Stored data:
------------

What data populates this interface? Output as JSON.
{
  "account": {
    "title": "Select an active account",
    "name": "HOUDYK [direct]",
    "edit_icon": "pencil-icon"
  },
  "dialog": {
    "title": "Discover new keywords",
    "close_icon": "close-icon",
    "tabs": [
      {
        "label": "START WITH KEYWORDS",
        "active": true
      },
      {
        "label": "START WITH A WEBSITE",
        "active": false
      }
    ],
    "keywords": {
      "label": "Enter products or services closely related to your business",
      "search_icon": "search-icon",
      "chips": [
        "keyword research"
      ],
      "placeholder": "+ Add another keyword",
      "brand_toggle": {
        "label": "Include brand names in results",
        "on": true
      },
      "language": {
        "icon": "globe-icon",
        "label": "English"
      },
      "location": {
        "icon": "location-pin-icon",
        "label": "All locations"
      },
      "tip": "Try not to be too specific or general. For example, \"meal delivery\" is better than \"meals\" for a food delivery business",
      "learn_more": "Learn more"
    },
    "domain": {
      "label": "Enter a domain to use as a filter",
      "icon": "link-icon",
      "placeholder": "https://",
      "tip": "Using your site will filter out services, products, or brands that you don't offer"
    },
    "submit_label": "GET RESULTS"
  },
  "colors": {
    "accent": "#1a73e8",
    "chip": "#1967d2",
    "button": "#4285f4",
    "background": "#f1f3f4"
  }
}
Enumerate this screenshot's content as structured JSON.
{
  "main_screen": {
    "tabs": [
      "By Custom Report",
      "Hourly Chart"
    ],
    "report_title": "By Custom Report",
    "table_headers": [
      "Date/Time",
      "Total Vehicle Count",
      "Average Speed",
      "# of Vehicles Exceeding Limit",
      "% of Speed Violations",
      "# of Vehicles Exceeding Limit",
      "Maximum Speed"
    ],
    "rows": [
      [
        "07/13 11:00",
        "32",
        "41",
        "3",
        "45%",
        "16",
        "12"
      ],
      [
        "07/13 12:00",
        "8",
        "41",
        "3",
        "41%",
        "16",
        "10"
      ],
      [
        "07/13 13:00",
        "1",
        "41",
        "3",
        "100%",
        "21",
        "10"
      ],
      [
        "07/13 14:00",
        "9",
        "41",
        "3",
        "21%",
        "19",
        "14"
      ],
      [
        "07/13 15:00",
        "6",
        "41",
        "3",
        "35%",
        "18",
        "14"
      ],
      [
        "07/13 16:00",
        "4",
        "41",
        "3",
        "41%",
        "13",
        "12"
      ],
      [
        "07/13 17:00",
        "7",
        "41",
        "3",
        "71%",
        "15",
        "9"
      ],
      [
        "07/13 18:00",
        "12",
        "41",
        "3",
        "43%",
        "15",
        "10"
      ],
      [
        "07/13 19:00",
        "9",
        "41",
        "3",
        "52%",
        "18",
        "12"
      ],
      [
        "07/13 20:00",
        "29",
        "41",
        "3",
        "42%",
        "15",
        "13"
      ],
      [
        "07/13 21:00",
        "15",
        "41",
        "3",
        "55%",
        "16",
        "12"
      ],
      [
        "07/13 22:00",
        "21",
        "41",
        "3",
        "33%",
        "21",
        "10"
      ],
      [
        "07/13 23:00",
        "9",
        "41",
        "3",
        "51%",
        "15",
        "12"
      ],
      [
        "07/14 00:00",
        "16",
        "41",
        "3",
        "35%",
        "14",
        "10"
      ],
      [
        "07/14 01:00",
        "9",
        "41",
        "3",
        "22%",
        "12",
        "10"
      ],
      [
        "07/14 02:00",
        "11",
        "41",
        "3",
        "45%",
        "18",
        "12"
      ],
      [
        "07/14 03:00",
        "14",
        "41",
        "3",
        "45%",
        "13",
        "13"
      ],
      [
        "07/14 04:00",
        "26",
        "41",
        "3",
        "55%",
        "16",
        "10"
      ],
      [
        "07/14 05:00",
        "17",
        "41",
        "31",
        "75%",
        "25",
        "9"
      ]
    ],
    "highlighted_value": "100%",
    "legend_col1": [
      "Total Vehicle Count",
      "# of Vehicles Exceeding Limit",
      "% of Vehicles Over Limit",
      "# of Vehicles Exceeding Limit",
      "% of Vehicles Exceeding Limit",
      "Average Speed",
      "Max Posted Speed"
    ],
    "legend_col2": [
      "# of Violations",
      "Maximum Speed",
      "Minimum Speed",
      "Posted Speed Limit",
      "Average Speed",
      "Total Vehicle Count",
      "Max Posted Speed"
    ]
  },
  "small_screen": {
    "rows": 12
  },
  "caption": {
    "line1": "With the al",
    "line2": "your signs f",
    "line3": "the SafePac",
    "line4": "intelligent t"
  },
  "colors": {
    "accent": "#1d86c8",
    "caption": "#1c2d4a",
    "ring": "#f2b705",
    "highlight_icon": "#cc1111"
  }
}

------------

Would you restate each of the entries word for word?

**Exercise response**.
What data populates this interface? Output as JSON.
{
  "account": {
    "title": "Select an active account",
    "name": "HOUDYK [direct]",
    "edit_icon": "pencil-icon"
  },
  "dialog": {
    "title": "Discover new keywords",
    "close_icon": "close-icon",
    "tabs": [
      {
        "label": "START WITH KEYWORDS",
        "active": true
      },
      {
        "label": "START WITH A WEBSITE",
        "active": false
      }
    ],
    "keywords": {
      "label": "Enter products or services closely related to your business",
      "search_icon": "search-icon",
      "chips": [
        "keyword research"
      ],
      "placeholder": "+ Add another keyword",
      "brand_toggle": {
        "label": "Include brand names in results",
        "on": true
      },
      "language": {
        "icon": "globe-icon",
        "label": "English"
      },
      "location": {
        "icon": "location-pin-icon",
        "label": "All locations"
      },
      "tip": "Try not to be too specific or general. For example, \"meal delivery\" is better than \"meals\" for a food delivery business",
      "learn_more": "Learn more"
    },
    "domain": {
      "label": "Enter a domain to use as a filter",
      "icon": "link-icon",
      "placeholder": "https://",
      "tip": "Using your site will filter out services, products, or brands that you don't offer"
    },
    "submit_label": "GET RESULTS"
  },
  "colors": {
    "accent": "#1a73e8",
    "chip": "#1967d2",
    "button": "#4285f4",
    "background": "#f1f3f4"
  }
}
Enumerate this screenshot's content as structured JSON.
{
  "main_screen": {
    "tabs": [
      "By Custom Report",
      "Hourly Chart"
    ],
    "report_title": "By Custom Report",
    "table_headers": [
      "Date/Time",
      "Total Vehicle Count",
      "Average Speed",
      "# of Vehicles Exceeding Limit",
      "% of Speed Violations",
      "# of Vehicles Exceeding Limit",
      "Maximum Speed"
    ],
    "rows": [
      [
        "07/13 11:00",
        "32",
        "41",
        "3",
        "45%",
        "16",
        "12"
      ],
      [
        "07/13 12:00",
        "8",
        "41",
        "3",
        "41%",
        "16",
        "10"
      ],
      [
        "07/13 13:00",
        "1",
        "41",
        "3",
        "100%",
        "21",
        "10"
      ],
      [
        "07/13 14:00",
        "9",
        "41",
        "3",
        "21%",
        "19",
        "14"
      ],
      [
        "07/13 15:00",
        "6",
        "41",
        "3",
        "35%",
        "18",
        "14"
      ],
      [
        "07/13 16:00",
        "4",
        "41",
        "3",
        "41%",
        "13",
        "12"
      ],
      [
        "07/13 17:00",
        "7",
        "41",
        "3",
        "71%",
        "15",
        "9"
      ],
      [
        "07/13 18:00",
        "12",
        "41",
        "3",
        "43%",
        "15",
        "10"
      ],
      [
        "07/13 19:00",
        "9",
        "41",
        "3",
        "52%",
        "18",
        "12"
      ],
      [
        "07/13 20:00",
        "29",
        "41",
        "3",
        "42%",
        "15",
        "13"
      ],
      [
        "07/13 21:00",
        "15",
        "41",
        "3",
        "55%",
        "16",
        "12"
      ],
      [
        "07/13 22:00",
        "21",
        "41",
        "3",
        "33%",
        "21",
        "10"
      ],
      [
        "07/13 23:00",
        "9",
        "41",
        "3",
        "51%",
        "15",
        "12"
      ],
      [
        "07/14 00:00",
        "16",
        "41",
        "3",
        "35%",
        "14",
        "10"
      ],
      [
        "07/14 01:00",
        "9",
        "41",
        "3",
        "22%",
        "12",
        "10"
      ],
      [
        "07/14 02:00",
        "11",
        "41",
        "3",
        "45%",
        "18",
        "12"
      ],
      [
        "07/14 03:00",
        "14",
        "41",
        "3",
        "45%",
        "13",
        "13"
      ],
      [
        "07/14 04:00",
        "26",
        "41",
        "3",
        "55%",
        "16",
        "10"
      ],
      [
        "07/14 05:00",
        "17",
        "41",
        "31",
        "75%",
        "25",
        "9"
      ]
    ],
    "highlighted_value": "100%",
    "legend_col1": [
      "Total Vehicle Count",
      "# of Vehicles Exceeding Limit",
      "% of Vehicles Over Limit",
      "# of Vehicles Exceeding Limit",
      "% of Vehicles Exceeding Limit",
      "Average Speed",
      "Max Posted Speed"
    ],
    "legend_col2": [
      "# of Violations",
      "Maximum Speed",
      "Minimum Speed",
      "Posted Speed Limit",
      "Average Speed",
      "Total Vehicle Count",
      "Max Posted Speed"
    ]
  },
  "small_screen": {
    "rows": 12
  },
  "caption": {
    "line1": "With the al",
    "line2": "your signs f",
    "line3": "the SafePac",
    "line4": "intelligent t"
  },
  "colors": {
    "accent": "#1d86c8",
    "caption": "#1c2d4a",
    "ring": "#f2b705",
    "highlight_icon": "#cc1111"
  }
}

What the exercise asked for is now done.